+++ RECORDED INFORMATION +++

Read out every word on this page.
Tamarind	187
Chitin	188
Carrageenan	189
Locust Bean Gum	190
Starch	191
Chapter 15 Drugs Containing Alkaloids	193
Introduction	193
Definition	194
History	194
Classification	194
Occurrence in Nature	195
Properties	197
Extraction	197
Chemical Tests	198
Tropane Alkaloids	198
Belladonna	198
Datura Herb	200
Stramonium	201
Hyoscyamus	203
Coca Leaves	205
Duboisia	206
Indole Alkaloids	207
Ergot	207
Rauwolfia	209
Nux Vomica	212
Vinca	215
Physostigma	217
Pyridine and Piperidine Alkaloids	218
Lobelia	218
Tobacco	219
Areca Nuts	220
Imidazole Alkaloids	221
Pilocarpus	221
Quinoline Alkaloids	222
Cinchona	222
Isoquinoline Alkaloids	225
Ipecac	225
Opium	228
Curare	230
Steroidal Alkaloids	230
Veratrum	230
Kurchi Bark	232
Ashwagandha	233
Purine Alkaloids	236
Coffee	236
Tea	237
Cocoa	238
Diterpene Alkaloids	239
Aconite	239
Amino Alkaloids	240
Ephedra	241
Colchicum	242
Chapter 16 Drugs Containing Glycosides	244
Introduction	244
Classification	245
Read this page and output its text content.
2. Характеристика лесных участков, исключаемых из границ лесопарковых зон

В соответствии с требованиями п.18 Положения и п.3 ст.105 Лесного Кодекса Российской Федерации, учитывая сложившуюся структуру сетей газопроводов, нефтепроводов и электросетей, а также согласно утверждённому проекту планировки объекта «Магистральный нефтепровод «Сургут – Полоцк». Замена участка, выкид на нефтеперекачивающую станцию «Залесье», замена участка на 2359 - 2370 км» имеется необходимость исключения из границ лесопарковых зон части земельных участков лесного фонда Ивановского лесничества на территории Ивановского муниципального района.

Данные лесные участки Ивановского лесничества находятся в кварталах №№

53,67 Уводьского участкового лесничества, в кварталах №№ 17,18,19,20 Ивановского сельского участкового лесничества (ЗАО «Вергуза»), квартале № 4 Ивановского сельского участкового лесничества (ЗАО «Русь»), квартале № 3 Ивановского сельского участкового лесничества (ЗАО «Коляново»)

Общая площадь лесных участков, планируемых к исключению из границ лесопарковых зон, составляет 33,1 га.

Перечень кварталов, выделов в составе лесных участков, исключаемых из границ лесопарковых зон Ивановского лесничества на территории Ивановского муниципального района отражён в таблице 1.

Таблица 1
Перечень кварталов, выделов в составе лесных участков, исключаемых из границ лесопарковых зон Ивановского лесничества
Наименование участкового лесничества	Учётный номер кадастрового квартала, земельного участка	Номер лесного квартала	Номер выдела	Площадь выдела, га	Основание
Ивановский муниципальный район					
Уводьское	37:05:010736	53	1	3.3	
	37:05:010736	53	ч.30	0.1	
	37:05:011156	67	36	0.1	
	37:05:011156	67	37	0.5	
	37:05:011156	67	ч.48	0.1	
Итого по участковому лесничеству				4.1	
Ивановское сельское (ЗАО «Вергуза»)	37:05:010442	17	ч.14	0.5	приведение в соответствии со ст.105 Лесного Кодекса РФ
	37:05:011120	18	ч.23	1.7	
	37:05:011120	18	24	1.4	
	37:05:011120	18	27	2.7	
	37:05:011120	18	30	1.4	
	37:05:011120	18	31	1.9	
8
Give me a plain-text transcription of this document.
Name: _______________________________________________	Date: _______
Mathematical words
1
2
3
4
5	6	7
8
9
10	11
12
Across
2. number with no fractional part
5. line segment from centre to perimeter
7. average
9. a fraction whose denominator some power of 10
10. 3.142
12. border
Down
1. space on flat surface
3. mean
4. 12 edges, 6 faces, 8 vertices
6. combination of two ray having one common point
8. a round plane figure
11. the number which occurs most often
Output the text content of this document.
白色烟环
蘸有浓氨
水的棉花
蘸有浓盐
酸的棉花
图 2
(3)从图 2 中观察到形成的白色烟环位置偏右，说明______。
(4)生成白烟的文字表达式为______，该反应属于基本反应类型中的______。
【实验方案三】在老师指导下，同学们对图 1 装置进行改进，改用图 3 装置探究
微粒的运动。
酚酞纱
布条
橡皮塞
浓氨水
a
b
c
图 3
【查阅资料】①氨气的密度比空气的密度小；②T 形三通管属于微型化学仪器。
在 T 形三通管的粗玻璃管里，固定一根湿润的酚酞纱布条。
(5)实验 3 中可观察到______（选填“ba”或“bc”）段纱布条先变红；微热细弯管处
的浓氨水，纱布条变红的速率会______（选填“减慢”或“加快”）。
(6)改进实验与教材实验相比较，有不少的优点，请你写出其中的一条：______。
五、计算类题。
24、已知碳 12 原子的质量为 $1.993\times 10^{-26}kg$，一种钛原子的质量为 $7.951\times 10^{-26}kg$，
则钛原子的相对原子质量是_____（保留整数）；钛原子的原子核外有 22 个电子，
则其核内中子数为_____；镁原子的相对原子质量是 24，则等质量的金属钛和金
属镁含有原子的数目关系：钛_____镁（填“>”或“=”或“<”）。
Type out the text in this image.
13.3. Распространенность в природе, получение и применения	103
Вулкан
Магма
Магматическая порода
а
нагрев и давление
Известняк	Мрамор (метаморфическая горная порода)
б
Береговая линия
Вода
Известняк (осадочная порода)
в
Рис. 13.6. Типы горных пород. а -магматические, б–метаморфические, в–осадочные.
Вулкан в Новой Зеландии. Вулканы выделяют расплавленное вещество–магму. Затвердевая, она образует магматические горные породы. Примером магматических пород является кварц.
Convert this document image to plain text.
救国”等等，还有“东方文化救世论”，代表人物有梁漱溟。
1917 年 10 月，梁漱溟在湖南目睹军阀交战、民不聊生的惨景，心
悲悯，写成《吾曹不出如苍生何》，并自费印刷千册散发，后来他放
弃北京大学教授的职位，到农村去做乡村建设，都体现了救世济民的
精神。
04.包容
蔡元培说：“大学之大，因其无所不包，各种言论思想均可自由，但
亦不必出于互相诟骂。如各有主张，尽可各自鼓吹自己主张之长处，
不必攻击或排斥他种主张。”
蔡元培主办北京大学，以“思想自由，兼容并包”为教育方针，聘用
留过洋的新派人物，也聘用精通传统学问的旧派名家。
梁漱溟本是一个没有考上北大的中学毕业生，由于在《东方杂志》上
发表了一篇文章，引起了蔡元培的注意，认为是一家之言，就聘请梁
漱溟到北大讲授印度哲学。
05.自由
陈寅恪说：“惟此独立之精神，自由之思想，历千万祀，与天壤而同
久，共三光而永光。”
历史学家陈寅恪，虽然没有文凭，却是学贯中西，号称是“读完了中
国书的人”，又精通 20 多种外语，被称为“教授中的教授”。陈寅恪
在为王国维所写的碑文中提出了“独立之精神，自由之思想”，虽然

+++

INSTRUCTIONS FOR THE TASK
Transcribe each record exactly. Leave nothing out.

FINAL RESULT
Read out every word on this page.
Tamarind	187
Chitin	188
Carrageenan	189
Locust Bean Gum	190
Starch	191
Chapter 15 Drugs Containing Alkaloids	193
Introduction	193
Definition	194
History	194
Classification	194
Occurrence in Nature	195
Properties	197
Extraction	197
Chemical Tests	198
Tropane Alkaloids	198
Belladonna	198
Datura Herb	200
Stramonium	201
Hyoscyamus	203
Coca Leaves	205
Duboisia	206
Indole Alkaloids	207
Ergot	207
Rauwolfia	209
Nux Vomica	212
Vinca	215
Physostigma	217
Pyridine and Piperidine Alkaloids	218
Lobelia	218
Tobacco	219
Areca Nuts	220
Imidazole Alkaloids	221
Pilocarpus	221
Quinoline Alkaloids	222
Cinchona	222
Isoquinoline Alkaloids	225
Ipecac	225
Opium	228
Curare	230
Steroidal Alkaloids	230
Veratrum	230
Kurchi Bark	232
Ashwagandha	233
Purine Alkaloids	236
Coffee	236
Tea	237
Cocoa	238
Diterpene Alkaloids	239
Aconite	239
Amino Alkaloids	240
Ephedra	241
Colchicum	242
Chapter 16 Drugs Containing Glycosides	244
Introduction	244
Classification	245
Read this page and output its text content.
2. Характеристика лесных участков, исключаемых из границ лесопарковых зон

В соответствии с требованиями п.18 Положения и п.3 ст.105 Лесного Кодекса Российской Федерации, учитывая сложившуюся структуру сетей газопроводов, нефтепроводов и электросетей, а также согласно утверждённому проекту планировки объекта «Магистральный нефтепровод «Сургут – Полоцк». Замена участка, выкид на нефтеперекачивающую станцию «Залесье», замена участка на 2359 - 2370 км» имеется необходимость исключения из границ лесопарковых зон части земельных участков лесного фонда Ивановского лесничества на территории Ивановского муниципального района.

Данные лесные участки Ивановского лесничества находятся в кварталах №№

53,67 Уводьского участкового лесничества, в кварталах №№ 17,18,19,20 Ивановского сельского участкового лесничества (ЗАО «Вергуза»), квартале № 4 Ивановского сельского участкового лесничества (ЗАО «Русь»), квартале № 3 Ивановского сельского участкового лесничества (ЗАО «Коляново»)

Общая площадь лесных участков, планируемых к исключению из границ лесопарковых зон, составляет 33,1 га.

Перечень кварталов, выделов в составе лесных участков, исключаемых из границ лесопарковых зон Ивановского лесничества на территории Ивановского муниципального района отражён в таблице 1.

Таблица 1
Перечень кварталов, выделов в составе лесных участков, исключаемых из границ лесопарковых зон Ивановского лесничества
Наименование участкового лесничества	Учётный номер кадастрового квартала, земельного участка	Номер лесного квартала	Номер выдела	Площадь выдела, га	Основание
Ивановский муниципальный район					
Уводьское	37:05:010736	53	1	3.3	
	37:05:010736	53	ч.30	0.1	
	37:05:011156	67	36	0.1	
	37:05:011156	67	37	0.5	
	37:05:011156	67	ч.48	0.1	
Итого по участковому лесничеству				4.1	
Ивановское сельское (ЗАО «Вергуза»)	37:05:010442	17	ч.14	0.5	приведение в соответствии со ст.105 Лесного Кодекса РФ
	37:05:011120	18	ч.23	1.7	
	37:05:011120	18	24	1.4	
	37:05:011120	18	27	2.7	
	37:05:011120	18	30	1.4	
	37:05:011120	18	31	1.9	
8
Give me a plain-text transcription of this document.
Name: _______________________________________________	Date: _______
Mathematical words
1
2
3
4
5	6	7
8
9
10	11
12
Across
2. number with no fractional part
5. line segment from centre to perimeter
7. average
9. a fraction whose denominator some power of 10
10. 3.142
12. border
Down
1. space on flat surface
3. mean
4. 12 edges, 6 faces, 8 vertices
6. combination of two ray having one common point
8. a round plane figure
11. the number which occurs most often
Output the text content of this document.
白色烟环
蘸有浓氨
水的棉花
蘸有浓盐
酸的棉花
图 2
(3)从图 2 中观察到形成的白色烟环位置偏右，说明______。
(4)生成白烟的文字表达式为______，该反应属于基本反应类型中的______。
【实验方案三】在老师指导下，同学们对图 1 装置进行改进，改用图 3 装置探究
微粒的运动。
酚酞纱
布条
橡皮塞
浓氨水
a
b
c
图 3
【查阅资料】①氨气的密度比空气的密度小；②T 形三通管属于微型化学仪器。
在 T 形三通管的粗玻璃管里，固定一根湿润的酚酞纱布条。
(5)实验 3 中可观察到______（选填“ba”或“bc”）段纱布条先变红；微热细弯管处
的浓氨水，纱布条变红的速率会______（选填“减慢”或“加快”）。
(6)改进实验与教材实验相比较，有不少的优点，请你写出其中的一条：______。
五、计算类题。
24、已知碳 12 原子的质量为 $1.993\times 10^{-26}kg$，一种钛原子的质量为 $7.951\times 10^{-26}kg$，
则钛原子的相对原子质量是_____（保留整数）；钛原子的原子核外有 22 个电子，
则其核内中子数为_____；镁原子的相对原子质量是 24，则等质量的金属钛和金
属镁含有原子的数目关系：钛_____镁（填“>”或“=”或“<”）。
Type out the text in this image.
13.3. Распространенность в природе, получение и применения	103
Вулкан
Магма
Магматическая порода
а
нагрев и давление
Известняк	Мрамор (метаморфическая горная порода)
б
Береговая линия
Вода
Известняк (осадочная порода)
в
Рис. 13.6. Типы горных пород. а -магматические, б–метаморфические, в–осадочные.
Вулкан в Новой Зеландии. Вулканы выделяют расплавленное вещество–магму. Затвердевая, она образует магматические горные породы. Примером магматических пород является кварц.
Convert this document image to plain text.
救国”等等，还有“东方文化救世论”，代表人物有梁漱溟。
1917 年 10 月，梁漱溟在湖南目睹军阀交战、民不聊生的惨景，心
悲悯，写成《吾曹不出如苍生何》，并自费印刷千册散发，后来他放
弃北京大学教授的职位，到农村去做乡村建设，都体现了救世济民的
精神。
04.包容
蔡元培说：“大学之大，因其无所不包，各种言论思想均可自由，但
亦不必出于互相诟骂。如各有主张，尽可各自鼓吹自己主张之长处，
不必攻击或排斥他种主张。”
蔡元培主办北京大学，以“思想自由，兼容并包”为教育方针，聘用
留过洋的新派人物，也聘用精通传统学问的旧派名家。
梁漱溟本是一个没有考上北大的中学毕业生，由于在《东方杂志》上
发表了一篇文章，引起了蔡元培的注意，认为是一家之言，就聘请梁
漱溟到北大讲授印度哲学。
05.自由
陈寅恪说：“惟此独立之精神，自由之思想，历千万祀，与天壤而同
久，共三光而永光。”
历史学家陈寅恪，虽然没有文凭，却是学贯中西，号称是“读完了中
国书的人”，又精通 20 多种外语，被称为“教授中的教授”。陈寅恪
在为王国维所写的碑文中提出了“独立之精神，自由之思想”，虽然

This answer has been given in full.